Written instruction:
Reproduce, word for word, the portion of the GUID truncation thread between "Keep all of" and "to your needs.", inclusive.

Quoted passage:
☆ ☆ ☆

Which part of a GUID is most worth keeping?

2019-01-23 16:34发布

问题:

I need to generate a unique ID and was considering Guid.NewGuid to do this, which generates something of the form:

0fe66778-c4a8-4f93-9bda-366224df6f11

This is a little long for the string-type database column that it will end up residing in, so I was planning on truncating it.

The question is: Is one end of a GUID more preferable than the rest in terms of uniqueness? Should I be lopping off the start, the end, or removing parts from the middle? Or does it just not matter?

回答1:

You can save space by using a base64 string instead:

var g = Guid.NewGuid();
var s = Convert.ToBase64String(g.ToByteArray());

Console.WriteLine(g);
Console.WriteLine(s);

This will save you 12 characters (8 if you weren't using the hyphens).



回答2:

Keep all of it.

From the above link:

* Four bits to encode the computer number,
* 56 bits for the timestamp, and
* four bits as a uniquifier.

you can redefine the Guid to right-size it to your needs.



回答3:

If the GUID were simply a random number, you could keep an arbitrary subset of the bits and suffer a certain percent chance of collision that you can calculate with the "birthday algorithm":

double numBirthdays = 365;  // set to e.g. 18446744073709551616d for 64 bits
double numPeople = 23;      // set to the maximum number of GUIDs you intend to store
double probability = 1; // that all birthdays are different 
for (int x = 1; x < numPeople; x++)

☆ ☆ ☆

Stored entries
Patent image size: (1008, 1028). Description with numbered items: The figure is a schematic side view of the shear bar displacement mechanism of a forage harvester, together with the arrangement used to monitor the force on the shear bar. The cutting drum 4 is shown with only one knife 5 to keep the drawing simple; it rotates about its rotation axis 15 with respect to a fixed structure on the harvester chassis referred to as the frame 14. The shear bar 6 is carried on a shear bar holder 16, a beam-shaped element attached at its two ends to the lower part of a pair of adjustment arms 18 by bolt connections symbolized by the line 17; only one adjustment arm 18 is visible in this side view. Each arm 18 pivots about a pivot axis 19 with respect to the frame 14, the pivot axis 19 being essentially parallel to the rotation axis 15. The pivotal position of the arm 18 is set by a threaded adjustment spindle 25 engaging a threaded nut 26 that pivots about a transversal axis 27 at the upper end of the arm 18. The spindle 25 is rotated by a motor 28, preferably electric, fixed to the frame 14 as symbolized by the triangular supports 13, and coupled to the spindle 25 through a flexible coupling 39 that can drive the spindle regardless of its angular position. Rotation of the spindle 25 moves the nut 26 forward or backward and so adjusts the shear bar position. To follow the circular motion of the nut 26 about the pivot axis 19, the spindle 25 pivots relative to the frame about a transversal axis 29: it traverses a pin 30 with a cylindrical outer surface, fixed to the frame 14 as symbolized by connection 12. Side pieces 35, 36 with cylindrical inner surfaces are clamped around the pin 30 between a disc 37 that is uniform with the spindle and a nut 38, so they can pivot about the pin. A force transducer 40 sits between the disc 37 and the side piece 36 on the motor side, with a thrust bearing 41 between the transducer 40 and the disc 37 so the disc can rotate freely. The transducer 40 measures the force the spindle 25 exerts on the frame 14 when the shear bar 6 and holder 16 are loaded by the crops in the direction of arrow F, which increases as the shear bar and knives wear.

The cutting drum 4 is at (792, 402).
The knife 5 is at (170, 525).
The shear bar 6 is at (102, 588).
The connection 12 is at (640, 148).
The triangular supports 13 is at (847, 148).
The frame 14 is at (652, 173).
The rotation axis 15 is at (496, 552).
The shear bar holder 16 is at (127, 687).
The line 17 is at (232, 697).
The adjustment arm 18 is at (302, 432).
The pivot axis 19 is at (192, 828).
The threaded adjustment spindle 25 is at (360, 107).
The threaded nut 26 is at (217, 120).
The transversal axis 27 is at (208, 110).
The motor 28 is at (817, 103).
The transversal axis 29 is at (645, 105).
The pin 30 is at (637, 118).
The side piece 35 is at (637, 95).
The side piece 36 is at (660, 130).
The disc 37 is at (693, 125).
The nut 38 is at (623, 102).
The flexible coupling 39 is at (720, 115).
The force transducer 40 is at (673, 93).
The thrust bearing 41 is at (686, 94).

☆ ☆ ☆

Answer to the problem:
Keep all of it.

From the above link:

* Four bits to encode the computer number,
* 56 bits for the timestamp, and
* four bits as a uniquifier.

you can redefine the Guid to right-size it to your needs.